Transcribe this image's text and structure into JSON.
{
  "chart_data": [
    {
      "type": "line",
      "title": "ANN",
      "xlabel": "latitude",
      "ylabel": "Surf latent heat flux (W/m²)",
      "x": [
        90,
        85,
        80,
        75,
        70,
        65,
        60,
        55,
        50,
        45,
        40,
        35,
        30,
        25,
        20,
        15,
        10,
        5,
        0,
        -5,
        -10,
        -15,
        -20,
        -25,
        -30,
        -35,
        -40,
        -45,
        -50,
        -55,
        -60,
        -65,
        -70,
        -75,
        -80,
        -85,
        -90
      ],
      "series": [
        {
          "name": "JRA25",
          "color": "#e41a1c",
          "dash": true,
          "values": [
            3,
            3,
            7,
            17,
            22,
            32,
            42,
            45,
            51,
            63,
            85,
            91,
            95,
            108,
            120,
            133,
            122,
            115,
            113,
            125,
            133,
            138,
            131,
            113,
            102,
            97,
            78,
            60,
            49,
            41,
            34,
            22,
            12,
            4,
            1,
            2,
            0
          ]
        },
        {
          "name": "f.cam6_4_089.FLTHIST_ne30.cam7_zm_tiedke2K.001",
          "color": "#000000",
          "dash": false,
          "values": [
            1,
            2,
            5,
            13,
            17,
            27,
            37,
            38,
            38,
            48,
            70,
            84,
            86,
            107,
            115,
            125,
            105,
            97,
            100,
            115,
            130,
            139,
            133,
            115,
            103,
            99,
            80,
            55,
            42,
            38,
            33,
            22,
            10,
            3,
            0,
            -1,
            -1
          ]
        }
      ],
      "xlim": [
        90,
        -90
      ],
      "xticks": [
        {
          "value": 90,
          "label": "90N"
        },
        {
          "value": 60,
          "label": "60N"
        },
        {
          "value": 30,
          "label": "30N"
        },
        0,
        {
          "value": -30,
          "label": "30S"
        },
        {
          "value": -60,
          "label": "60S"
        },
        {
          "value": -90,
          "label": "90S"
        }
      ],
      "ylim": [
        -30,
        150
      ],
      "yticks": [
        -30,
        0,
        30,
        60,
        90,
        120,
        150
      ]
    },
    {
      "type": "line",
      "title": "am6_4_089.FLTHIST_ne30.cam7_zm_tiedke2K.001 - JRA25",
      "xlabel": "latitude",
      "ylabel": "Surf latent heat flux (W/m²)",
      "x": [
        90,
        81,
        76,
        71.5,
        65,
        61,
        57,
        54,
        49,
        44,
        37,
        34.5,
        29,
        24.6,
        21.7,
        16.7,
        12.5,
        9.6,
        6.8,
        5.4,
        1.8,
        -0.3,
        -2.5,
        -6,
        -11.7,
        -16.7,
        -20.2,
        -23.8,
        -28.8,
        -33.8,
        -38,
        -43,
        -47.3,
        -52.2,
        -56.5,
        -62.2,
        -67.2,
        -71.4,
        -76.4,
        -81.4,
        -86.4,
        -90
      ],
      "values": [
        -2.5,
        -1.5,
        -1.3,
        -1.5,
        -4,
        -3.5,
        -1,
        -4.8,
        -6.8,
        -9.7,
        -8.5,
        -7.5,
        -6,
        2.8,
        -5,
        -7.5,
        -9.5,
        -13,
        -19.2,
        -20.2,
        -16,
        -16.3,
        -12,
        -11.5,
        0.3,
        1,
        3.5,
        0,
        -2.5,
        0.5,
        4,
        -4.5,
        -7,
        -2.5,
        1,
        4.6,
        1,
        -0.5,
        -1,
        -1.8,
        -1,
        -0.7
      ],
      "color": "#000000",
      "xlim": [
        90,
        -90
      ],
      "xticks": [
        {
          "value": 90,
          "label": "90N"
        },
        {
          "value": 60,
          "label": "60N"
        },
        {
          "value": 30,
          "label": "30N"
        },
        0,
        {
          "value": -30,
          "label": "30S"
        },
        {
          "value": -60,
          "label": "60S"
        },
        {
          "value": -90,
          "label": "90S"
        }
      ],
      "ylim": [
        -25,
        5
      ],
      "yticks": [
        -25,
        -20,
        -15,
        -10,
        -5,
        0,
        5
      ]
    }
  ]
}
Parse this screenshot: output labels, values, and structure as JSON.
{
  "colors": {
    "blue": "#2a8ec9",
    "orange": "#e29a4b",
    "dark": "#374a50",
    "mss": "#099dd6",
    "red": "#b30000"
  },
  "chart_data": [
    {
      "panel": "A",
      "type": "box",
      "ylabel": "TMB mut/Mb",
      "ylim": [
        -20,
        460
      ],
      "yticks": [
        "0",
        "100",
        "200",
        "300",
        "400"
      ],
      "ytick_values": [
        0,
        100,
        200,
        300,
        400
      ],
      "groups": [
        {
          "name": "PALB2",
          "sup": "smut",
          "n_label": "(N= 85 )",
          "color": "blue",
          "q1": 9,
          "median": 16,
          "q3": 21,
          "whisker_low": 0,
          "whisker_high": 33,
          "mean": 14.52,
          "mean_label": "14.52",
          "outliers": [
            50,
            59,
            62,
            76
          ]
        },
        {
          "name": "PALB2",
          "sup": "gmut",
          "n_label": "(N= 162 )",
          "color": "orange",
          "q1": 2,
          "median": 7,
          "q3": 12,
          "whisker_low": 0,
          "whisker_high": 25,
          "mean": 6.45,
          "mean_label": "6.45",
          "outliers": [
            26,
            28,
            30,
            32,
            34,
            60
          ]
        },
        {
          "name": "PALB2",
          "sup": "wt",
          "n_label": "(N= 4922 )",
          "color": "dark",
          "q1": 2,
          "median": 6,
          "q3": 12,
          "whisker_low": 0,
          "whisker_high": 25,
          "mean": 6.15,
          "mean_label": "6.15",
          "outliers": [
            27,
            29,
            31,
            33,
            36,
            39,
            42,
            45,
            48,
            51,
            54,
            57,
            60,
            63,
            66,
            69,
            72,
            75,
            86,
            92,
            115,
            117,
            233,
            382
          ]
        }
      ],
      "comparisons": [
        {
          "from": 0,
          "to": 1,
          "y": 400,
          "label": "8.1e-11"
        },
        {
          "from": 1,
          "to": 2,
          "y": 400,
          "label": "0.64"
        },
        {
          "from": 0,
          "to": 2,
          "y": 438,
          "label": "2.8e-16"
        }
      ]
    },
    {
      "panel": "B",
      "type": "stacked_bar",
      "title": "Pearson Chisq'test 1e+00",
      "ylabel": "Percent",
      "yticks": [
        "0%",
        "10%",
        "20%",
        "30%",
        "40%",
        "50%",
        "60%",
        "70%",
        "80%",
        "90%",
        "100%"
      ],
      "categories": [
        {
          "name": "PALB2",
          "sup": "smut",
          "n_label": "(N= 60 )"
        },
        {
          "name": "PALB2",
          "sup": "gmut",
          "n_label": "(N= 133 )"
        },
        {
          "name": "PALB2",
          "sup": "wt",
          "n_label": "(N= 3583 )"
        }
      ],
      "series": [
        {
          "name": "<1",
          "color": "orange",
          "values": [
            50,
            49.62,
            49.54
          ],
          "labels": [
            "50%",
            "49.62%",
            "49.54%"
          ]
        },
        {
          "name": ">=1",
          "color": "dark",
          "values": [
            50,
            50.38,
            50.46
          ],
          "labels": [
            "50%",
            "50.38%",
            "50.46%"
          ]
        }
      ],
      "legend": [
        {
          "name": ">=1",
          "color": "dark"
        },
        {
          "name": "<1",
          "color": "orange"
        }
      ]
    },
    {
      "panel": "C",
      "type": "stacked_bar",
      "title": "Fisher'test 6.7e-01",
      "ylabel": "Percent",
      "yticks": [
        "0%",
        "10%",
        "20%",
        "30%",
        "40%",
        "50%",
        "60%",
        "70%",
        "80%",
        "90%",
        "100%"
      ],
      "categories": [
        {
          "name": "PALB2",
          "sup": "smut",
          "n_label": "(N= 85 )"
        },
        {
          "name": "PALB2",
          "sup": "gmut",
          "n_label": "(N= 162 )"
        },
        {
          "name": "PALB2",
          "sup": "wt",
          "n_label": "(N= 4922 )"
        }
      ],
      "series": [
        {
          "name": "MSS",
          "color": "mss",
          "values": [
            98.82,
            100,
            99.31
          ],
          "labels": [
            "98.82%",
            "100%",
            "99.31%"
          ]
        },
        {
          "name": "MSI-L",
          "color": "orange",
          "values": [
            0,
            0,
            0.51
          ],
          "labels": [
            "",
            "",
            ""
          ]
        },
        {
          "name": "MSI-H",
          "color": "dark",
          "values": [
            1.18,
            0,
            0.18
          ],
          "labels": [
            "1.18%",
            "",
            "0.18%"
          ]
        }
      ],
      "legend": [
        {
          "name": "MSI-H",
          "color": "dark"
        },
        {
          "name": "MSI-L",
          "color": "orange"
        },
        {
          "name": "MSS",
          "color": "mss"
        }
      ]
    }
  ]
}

□ □ □ □

What you are asked to do :: Look back over the material above and state how many lines hold the word "test". Write the number and nothing else.

Answer to this exercise :: 2